**Input data:**
START
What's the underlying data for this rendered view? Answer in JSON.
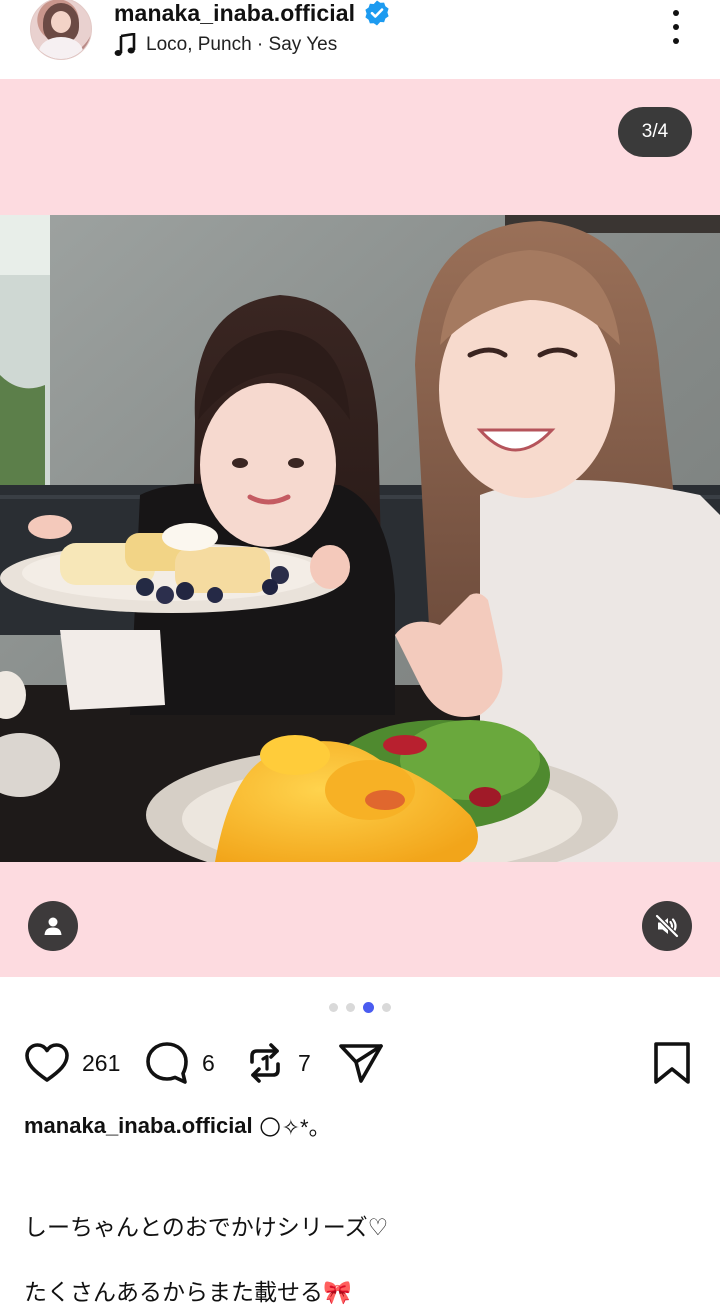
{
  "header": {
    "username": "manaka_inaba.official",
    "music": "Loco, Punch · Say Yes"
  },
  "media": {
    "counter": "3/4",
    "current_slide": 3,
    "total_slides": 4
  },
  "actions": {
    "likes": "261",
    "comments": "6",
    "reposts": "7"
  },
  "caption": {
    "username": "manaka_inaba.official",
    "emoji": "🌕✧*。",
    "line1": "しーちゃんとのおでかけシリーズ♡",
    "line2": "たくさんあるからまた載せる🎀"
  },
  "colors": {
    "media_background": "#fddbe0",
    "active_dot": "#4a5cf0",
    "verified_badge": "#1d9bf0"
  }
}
END
**Problem requirements:**
Every record gets retyped exactly; no picture goes into the copy.

**Exercise solution:**
What's the underlying data for this rendered view? Answer in JSON.
{
  "header": {
    "username": "manaka_inaba.official",
    "music": "Loco, Punch · Say Yes"
  },
  "media": {
    "counter": "3/4",
    "current_slide": 3,
    "total_slides": 4
  },
  "actions": {
    "likes": "261",
    "comments": "6",
    "reposts": "7"
  },
  "caption": {
    "username": "manaka_inaba.official",
    "emoji": "🌕✧*。",
    "line1": "しーちゃんとのおでかけシリーズ♡",
    "line2": "たくさんあるからまた載せる🎀"
  },
  "colors": {
    "media_background": "#fddbe0",
    "active_dot": "#4a5cf0",
    "verified_badge": "#1d9bf0"
  }
}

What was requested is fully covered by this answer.